[Dataset listings of figures]

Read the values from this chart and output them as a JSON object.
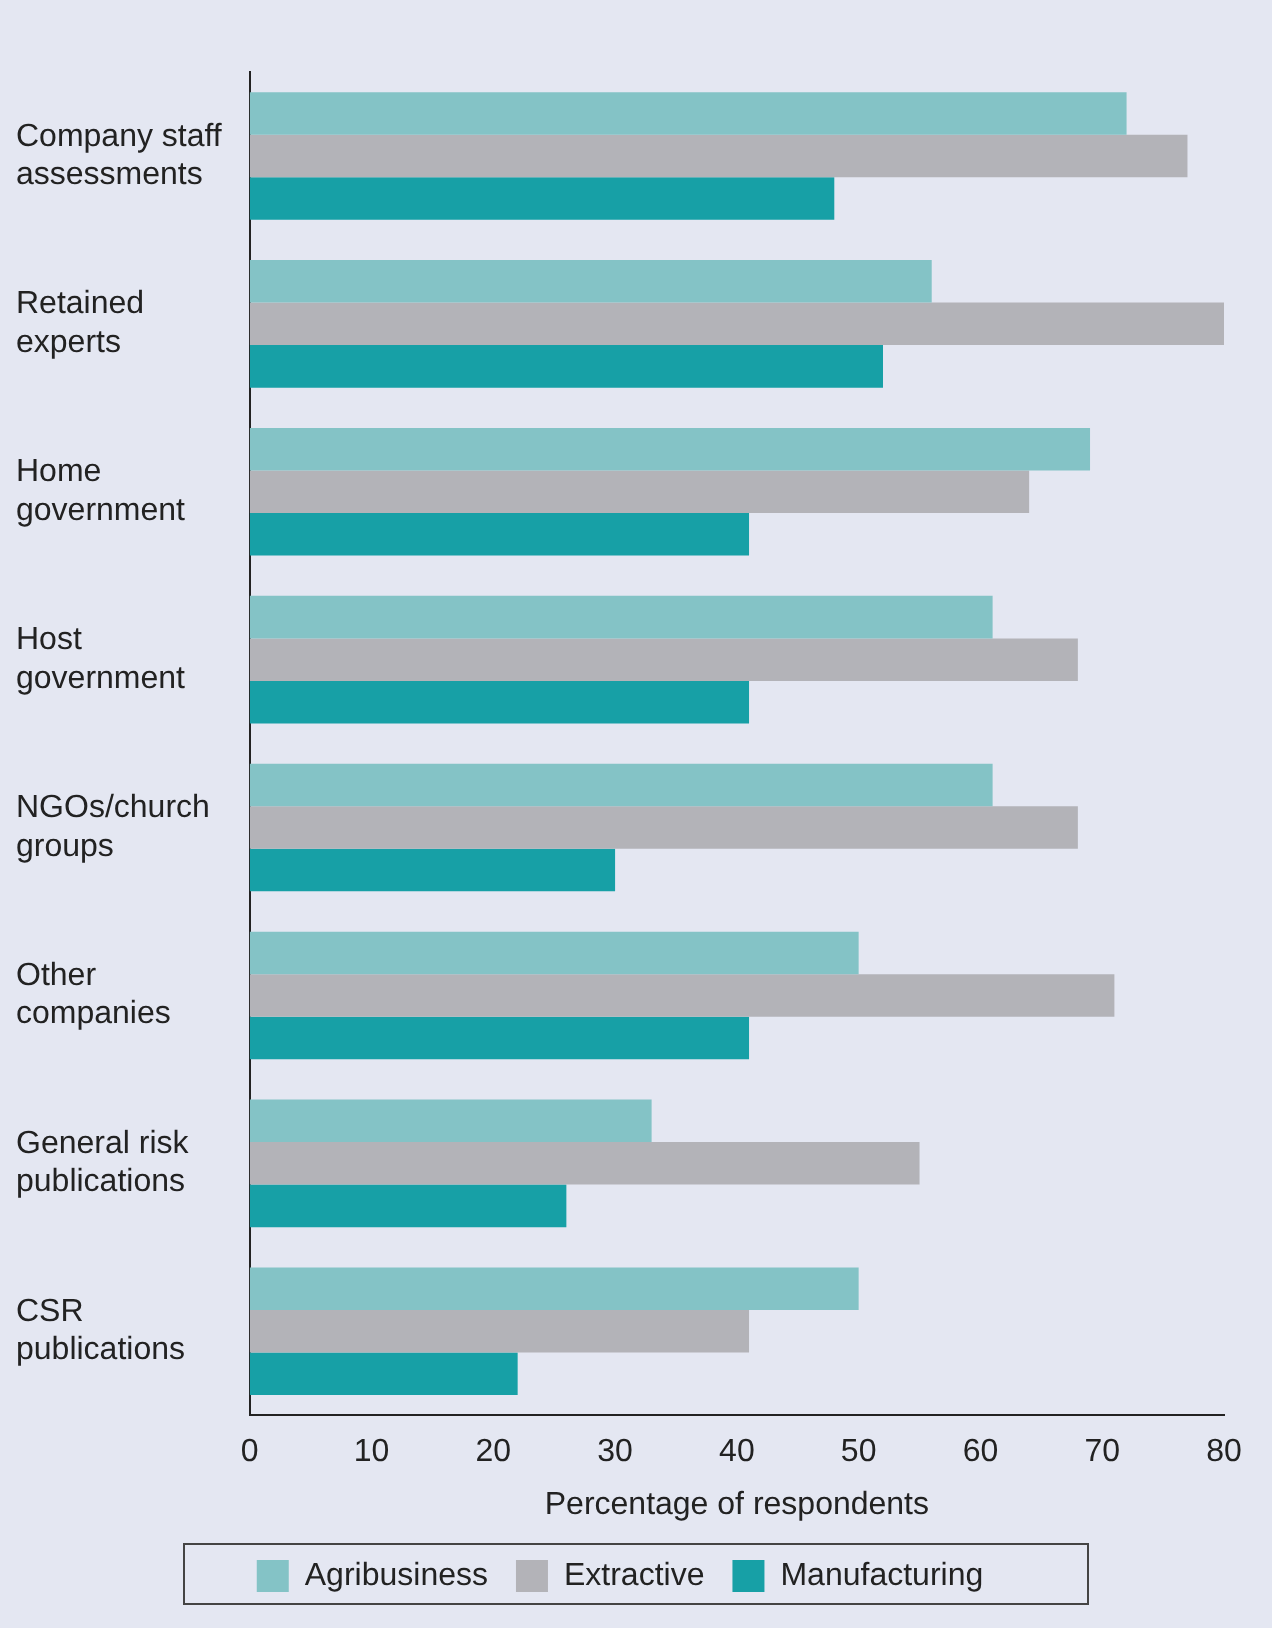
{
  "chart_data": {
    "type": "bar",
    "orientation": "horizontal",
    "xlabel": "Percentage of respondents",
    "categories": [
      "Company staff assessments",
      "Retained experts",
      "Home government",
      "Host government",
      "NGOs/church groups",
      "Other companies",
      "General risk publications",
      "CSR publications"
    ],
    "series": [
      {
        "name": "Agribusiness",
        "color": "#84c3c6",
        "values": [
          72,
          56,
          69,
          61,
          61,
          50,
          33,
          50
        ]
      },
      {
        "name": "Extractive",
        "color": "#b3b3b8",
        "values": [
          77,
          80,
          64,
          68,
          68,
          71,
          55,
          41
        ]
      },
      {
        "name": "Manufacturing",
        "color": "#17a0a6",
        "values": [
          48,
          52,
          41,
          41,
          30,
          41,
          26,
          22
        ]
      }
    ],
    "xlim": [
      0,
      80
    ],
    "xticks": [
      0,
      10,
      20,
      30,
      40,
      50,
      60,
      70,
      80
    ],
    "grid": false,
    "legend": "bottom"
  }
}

* * *

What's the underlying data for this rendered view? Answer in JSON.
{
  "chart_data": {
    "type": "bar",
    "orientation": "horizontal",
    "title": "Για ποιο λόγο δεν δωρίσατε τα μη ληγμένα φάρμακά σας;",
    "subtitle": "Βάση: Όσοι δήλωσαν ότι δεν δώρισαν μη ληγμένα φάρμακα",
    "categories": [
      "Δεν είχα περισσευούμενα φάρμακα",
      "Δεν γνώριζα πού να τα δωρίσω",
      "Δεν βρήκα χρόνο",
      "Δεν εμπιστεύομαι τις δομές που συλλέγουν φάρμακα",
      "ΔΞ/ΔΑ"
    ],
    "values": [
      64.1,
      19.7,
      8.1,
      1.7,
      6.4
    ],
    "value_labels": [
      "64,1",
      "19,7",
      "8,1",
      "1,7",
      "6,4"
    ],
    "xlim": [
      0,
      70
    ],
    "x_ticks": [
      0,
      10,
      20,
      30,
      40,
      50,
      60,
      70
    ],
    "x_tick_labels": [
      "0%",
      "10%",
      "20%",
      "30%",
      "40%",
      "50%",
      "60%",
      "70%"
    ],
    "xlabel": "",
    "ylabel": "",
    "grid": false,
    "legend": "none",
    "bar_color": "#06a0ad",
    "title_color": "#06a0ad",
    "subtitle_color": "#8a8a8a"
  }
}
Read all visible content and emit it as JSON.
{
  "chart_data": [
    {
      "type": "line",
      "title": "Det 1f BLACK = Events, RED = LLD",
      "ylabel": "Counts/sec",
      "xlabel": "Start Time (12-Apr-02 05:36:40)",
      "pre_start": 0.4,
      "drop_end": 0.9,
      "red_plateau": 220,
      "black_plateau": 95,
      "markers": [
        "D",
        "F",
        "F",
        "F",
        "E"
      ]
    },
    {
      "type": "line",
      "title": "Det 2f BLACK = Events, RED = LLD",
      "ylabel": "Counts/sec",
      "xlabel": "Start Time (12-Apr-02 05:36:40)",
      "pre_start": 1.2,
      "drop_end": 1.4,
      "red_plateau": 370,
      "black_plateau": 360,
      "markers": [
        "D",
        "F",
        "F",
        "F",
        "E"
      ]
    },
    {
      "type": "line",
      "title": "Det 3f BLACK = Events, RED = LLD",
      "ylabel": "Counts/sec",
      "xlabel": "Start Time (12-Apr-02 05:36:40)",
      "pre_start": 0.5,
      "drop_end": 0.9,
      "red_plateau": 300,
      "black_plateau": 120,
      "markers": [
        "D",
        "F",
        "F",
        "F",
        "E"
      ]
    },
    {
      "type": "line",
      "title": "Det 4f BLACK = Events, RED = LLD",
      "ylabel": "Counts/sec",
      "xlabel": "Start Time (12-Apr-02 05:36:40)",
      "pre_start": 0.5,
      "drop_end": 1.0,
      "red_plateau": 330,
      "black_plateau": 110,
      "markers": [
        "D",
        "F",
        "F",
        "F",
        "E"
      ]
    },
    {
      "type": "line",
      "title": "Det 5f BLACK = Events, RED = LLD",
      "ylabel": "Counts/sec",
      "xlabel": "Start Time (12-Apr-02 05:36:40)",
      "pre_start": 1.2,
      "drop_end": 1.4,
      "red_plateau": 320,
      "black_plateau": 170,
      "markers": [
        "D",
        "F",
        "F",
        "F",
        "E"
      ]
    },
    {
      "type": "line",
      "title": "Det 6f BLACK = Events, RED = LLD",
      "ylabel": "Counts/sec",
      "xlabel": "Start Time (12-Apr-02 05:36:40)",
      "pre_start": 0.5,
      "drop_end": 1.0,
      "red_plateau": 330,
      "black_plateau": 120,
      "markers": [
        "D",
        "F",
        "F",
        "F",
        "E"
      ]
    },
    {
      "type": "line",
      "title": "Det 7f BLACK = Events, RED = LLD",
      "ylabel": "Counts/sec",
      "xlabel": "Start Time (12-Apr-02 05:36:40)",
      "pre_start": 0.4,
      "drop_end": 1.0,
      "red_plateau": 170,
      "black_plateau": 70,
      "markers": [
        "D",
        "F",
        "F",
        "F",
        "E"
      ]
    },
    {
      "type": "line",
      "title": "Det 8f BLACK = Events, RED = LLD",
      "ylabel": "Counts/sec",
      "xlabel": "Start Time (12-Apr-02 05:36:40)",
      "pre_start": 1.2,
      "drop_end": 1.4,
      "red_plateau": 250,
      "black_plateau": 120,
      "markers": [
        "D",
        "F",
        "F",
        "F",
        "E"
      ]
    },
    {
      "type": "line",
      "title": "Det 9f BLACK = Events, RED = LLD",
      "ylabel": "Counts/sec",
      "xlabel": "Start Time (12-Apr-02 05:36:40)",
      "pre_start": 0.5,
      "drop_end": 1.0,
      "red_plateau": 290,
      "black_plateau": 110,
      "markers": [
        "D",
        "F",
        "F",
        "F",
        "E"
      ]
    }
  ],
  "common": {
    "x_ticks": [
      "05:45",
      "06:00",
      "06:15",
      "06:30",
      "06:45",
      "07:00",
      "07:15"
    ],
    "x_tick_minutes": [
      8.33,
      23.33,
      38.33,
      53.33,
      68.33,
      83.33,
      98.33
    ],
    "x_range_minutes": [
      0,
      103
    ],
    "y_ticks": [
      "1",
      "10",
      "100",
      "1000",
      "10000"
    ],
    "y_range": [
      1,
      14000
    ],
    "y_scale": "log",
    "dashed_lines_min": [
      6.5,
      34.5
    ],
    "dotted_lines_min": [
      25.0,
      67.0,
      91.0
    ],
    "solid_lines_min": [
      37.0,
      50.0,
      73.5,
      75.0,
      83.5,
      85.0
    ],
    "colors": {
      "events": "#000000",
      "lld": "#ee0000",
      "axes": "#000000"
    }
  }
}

◆ EXERCISE AIM
Pick out each line containing "this" and report it.

◆ SOLUTION BELOW
Read the values from this chart and output them as a JSON object.
What's the underlying data for this rendered view? Answer in JSON.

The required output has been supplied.